:: Exercise prompt ::
Each line containing the word "object" needs to be copied.

:: Listing ::
'''
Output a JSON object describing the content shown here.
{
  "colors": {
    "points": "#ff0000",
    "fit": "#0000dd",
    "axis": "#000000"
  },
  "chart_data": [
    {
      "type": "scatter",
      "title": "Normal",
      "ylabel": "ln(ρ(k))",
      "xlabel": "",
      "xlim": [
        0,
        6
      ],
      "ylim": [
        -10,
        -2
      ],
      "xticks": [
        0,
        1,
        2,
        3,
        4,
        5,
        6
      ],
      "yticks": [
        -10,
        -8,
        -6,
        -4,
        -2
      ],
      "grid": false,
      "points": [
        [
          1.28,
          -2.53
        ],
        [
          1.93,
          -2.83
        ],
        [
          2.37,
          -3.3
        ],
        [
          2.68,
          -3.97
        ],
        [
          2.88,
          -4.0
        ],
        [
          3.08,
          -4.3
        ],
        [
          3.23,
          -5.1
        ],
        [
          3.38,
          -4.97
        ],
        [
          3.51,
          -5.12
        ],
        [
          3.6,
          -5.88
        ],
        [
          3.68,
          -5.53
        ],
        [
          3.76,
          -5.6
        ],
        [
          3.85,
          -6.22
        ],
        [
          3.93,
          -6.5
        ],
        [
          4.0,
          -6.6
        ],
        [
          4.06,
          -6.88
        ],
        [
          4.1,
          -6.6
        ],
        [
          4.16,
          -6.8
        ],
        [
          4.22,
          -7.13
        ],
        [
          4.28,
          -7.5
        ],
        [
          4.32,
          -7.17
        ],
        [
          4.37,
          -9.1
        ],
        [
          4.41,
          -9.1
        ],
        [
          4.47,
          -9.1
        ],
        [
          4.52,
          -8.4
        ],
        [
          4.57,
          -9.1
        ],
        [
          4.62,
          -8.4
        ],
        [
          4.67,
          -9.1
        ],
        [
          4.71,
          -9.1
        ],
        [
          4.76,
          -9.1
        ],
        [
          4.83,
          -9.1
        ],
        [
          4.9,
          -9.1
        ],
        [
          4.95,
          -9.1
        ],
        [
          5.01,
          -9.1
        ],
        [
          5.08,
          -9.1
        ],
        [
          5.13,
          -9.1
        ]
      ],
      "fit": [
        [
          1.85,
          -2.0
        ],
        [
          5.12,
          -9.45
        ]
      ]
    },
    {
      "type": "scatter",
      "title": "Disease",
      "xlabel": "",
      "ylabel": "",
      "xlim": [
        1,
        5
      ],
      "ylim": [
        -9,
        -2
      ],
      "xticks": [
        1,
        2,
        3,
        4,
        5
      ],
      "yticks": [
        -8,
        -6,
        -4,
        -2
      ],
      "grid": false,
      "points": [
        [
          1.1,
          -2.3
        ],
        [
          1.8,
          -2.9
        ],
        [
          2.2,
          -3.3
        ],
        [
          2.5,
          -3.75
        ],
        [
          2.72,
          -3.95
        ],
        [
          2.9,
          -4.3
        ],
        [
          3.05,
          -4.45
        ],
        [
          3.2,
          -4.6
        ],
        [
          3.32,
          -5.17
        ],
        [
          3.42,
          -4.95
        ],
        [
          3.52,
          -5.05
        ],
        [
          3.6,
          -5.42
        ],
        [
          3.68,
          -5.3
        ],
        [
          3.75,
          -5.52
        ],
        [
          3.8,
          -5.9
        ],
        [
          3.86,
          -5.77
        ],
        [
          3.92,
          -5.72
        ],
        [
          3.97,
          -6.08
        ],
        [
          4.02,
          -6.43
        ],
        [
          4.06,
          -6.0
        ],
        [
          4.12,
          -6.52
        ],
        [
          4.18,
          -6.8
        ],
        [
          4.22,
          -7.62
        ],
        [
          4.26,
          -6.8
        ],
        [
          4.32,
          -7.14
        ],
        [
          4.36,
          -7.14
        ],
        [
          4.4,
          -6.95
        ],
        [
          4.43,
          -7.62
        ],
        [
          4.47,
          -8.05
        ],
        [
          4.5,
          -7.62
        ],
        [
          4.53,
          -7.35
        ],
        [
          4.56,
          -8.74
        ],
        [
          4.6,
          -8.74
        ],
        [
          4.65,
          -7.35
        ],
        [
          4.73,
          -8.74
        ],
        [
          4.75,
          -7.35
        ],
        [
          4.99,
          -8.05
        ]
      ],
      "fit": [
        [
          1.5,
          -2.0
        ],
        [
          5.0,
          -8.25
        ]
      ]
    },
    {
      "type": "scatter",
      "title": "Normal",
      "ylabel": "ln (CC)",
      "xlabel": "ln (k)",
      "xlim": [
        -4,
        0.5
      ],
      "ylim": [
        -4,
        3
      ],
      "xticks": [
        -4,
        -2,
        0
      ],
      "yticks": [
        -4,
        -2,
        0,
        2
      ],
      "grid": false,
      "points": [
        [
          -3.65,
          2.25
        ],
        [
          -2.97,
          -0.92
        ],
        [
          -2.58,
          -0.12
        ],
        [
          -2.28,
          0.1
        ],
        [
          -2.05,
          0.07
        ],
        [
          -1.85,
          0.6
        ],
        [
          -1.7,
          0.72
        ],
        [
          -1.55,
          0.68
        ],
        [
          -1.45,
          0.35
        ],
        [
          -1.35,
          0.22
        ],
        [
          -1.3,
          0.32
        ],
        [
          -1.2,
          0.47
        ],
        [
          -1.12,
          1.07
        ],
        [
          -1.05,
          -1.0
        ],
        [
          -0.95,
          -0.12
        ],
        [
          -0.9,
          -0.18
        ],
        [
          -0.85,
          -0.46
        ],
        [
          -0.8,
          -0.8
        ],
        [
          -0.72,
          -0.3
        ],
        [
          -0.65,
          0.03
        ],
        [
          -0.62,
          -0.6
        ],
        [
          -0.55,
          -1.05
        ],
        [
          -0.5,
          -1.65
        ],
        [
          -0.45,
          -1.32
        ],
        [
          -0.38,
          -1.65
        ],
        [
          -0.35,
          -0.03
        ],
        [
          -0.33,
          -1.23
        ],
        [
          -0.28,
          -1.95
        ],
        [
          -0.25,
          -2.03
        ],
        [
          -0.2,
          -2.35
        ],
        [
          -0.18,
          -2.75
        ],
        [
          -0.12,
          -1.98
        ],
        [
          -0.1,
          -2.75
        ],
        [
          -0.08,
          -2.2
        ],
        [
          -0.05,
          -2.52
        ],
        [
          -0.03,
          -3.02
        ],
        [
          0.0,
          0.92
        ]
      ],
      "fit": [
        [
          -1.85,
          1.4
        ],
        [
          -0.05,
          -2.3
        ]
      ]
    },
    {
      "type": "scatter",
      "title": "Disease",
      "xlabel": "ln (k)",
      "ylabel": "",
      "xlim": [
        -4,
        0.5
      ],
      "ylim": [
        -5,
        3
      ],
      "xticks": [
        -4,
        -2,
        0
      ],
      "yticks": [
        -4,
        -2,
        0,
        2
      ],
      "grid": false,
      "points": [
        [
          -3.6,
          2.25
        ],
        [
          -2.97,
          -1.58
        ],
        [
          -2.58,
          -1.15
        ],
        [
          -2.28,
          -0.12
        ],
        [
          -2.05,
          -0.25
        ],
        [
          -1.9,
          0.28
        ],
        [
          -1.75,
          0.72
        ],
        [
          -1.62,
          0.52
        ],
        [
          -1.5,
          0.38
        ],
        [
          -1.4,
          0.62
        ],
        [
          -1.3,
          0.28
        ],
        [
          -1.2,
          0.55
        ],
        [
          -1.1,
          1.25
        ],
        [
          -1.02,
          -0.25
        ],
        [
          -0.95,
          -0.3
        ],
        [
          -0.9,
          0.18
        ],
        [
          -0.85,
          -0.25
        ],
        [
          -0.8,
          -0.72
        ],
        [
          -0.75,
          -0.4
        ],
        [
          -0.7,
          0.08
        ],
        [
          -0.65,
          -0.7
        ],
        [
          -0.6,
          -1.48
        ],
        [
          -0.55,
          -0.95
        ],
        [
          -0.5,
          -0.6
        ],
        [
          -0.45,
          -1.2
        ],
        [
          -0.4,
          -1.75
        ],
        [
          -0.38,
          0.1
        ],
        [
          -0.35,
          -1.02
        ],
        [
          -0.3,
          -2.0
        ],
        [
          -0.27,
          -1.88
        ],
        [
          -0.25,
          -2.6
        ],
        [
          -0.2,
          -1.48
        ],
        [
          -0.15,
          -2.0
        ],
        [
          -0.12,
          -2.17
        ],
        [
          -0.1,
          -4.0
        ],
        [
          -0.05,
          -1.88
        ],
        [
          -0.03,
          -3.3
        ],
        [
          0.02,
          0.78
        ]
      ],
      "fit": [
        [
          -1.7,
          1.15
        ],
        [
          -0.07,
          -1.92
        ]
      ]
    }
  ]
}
'''
'''
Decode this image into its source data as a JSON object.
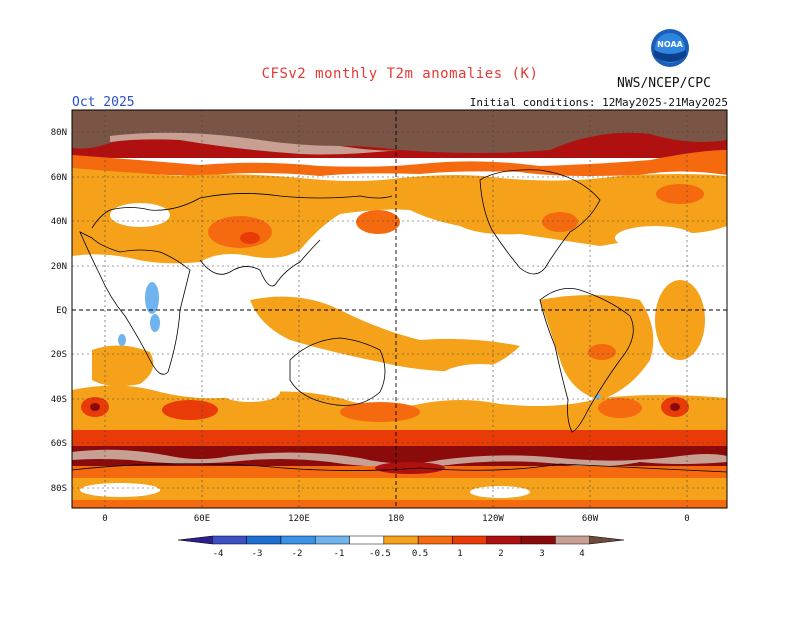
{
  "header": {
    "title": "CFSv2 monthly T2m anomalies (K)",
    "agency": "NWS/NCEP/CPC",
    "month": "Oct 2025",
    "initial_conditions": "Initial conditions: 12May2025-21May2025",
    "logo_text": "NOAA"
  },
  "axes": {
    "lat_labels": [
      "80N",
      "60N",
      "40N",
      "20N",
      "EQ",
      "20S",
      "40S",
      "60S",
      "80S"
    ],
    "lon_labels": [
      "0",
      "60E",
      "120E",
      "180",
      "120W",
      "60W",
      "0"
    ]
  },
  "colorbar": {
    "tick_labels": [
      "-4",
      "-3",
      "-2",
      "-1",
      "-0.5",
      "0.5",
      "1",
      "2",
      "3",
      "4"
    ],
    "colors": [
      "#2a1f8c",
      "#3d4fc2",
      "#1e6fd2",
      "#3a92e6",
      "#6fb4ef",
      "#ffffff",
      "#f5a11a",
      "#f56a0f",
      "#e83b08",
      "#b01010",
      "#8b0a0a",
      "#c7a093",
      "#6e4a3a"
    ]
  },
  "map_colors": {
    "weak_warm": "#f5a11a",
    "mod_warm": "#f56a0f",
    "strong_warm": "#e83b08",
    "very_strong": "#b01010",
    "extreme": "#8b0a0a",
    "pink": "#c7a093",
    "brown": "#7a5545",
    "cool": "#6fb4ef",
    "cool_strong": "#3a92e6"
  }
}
'''
:: Written answer ::
Output a JSON object describing the content shown here.
Decode this image into its source data as a JSON object.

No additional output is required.